Written exercise - Copy out every line that contains the word "ciclos".

Provided entries -
— Start —
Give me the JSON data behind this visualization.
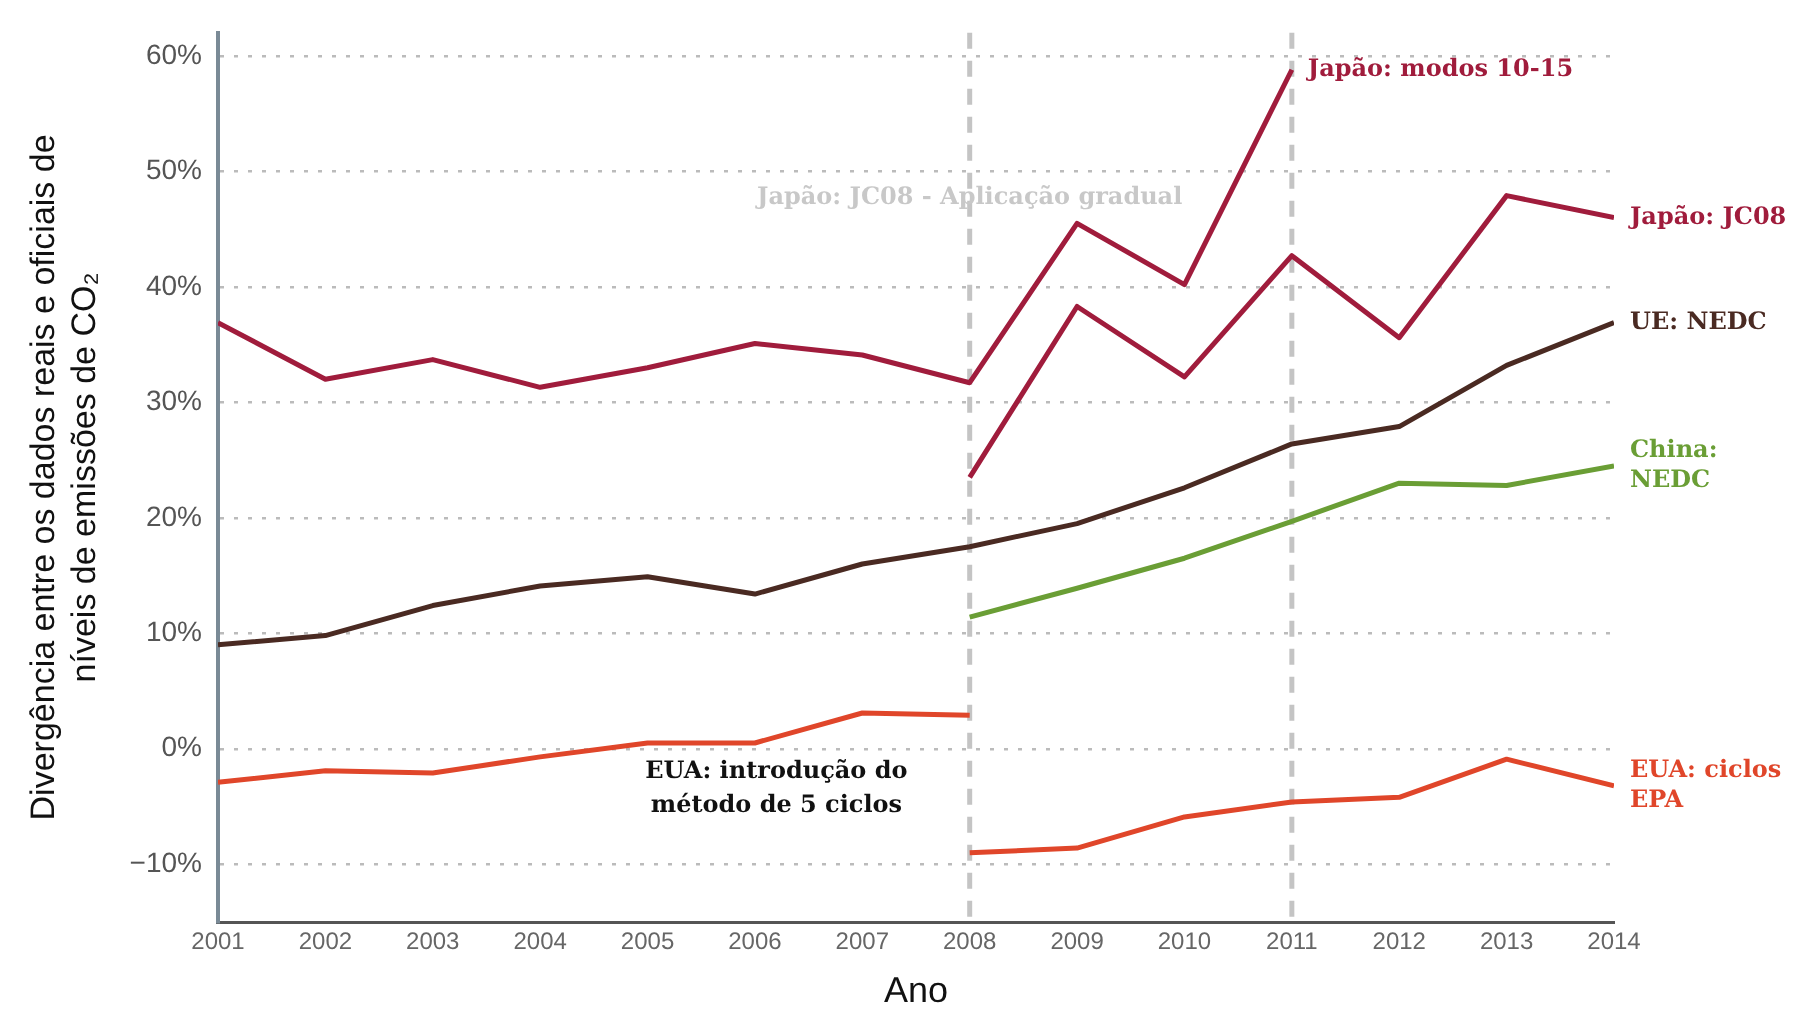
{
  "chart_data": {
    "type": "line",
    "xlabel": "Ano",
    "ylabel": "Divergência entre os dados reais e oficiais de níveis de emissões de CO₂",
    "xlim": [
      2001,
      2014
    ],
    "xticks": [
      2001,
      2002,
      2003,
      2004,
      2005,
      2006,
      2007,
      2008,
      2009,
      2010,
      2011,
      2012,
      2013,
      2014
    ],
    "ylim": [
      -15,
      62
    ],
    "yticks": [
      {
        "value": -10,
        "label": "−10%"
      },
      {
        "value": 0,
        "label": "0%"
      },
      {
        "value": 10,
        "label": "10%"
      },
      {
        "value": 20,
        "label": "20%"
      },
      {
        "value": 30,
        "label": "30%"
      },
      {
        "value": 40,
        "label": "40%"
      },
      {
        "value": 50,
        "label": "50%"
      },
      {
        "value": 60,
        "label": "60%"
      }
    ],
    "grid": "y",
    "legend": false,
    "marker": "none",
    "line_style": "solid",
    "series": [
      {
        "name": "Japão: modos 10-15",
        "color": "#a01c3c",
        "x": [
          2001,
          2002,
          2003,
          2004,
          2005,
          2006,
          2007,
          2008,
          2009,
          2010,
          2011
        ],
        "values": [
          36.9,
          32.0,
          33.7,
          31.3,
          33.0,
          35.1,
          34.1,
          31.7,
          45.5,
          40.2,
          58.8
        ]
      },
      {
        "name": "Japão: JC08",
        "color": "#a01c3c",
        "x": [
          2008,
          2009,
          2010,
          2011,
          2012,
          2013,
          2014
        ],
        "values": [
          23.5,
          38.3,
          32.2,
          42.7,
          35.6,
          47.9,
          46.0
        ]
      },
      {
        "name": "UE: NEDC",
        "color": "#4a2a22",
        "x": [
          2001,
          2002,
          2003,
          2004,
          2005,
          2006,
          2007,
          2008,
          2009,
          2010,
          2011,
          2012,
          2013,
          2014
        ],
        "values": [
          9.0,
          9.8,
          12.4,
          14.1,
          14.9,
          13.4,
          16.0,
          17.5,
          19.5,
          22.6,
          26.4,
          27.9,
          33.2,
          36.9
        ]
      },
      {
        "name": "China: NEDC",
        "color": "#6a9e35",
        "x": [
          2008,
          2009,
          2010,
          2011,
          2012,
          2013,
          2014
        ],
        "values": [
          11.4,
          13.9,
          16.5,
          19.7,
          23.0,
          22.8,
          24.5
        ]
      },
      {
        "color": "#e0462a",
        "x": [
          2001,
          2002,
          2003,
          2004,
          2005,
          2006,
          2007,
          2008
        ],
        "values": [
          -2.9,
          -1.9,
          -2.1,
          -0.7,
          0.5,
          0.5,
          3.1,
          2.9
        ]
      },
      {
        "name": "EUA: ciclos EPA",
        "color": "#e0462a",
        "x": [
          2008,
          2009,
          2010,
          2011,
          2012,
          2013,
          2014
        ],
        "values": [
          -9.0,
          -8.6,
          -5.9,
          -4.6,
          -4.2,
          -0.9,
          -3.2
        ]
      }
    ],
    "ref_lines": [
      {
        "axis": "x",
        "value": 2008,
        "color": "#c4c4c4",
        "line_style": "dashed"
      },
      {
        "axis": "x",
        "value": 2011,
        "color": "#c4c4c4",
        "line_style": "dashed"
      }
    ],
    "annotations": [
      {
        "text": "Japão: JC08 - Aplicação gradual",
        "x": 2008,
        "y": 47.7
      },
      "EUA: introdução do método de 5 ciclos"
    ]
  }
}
— End —
Correct output -
        "name": "EUA: ciclos EPA",
      "EUA: introdução do método de 5 ciclos"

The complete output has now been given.